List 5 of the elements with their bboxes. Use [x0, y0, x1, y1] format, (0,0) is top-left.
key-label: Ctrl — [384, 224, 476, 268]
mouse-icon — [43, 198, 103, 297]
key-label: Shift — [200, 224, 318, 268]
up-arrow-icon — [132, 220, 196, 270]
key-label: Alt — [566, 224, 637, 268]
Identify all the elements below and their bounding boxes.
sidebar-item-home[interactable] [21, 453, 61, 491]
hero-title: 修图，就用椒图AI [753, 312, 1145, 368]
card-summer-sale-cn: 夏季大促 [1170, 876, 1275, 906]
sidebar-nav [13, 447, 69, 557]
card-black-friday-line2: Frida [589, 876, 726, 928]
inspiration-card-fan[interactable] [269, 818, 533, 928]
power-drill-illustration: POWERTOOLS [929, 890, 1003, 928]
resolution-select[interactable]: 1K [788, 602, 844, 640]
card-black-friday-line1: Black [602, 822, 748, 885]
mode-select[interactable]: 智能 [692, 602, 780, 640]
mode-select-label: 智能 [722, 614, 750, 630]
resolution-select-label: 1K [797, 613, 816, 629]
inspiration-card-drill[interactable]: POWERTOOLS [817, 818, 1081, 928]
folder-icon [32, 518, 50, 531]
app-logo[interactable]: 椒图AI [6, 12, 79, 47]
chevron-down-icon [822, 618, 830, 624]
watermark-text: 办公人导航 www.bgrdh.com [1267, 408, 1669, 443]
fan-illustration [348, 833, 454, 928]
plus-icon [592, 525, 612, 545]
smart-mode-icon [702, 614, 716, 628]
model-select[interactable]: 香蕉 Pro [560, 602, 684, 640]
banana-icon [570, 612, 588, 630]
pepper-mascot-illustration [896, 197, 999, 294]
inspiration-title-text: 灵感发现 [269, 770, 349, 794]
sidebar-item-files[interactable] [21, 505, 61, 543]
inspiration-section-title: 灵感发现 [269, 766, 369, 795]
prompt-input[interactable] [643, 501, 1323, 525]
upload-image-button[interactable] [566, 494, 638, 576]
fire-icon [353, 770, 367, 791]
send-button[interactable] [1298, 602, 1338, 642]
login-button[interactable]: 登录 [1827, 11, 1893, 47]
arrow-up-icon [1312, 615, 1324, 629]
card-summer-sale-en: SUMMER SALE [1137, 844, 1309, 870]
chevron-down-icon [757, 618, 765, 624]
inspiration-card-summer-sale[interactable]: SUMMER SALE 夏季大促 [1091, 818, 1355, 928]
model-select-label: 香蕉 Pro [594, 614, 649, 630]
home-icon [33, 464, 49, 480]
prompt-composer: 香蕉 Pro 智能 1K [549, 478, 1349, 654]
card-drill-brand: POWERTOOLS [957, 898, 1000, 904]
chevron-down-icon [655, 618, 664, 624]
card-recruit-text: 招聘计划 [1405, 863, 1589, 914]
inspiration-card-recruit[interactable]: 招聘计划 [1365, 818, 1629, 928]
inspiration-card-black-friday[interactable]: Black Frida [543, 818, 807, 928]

_WORK INSTRUCTIONS:_ Rewrite the records as a numbered list, beginning at their first line and stopping after the line that contains "Identify all the". Leave out any blank lines.

_THE SOLUTION:_
1. List 5 of the elements with their bboxes. Use [x0, y0, x1, y1] format, (0,0) is top-left.
2. key-label: Ctrl — [384, 224, 476, 268]
3. mouse-icon — [43, 198, 103, 297]
4. key-label: Shift — [200, 224, 318, 268]
5. up-arrow-icon — [132, 220, 196, 270]
6. key-label: Alt — [566, 224, 637, 268]
7. Identify all the elements below and their bounding boxes.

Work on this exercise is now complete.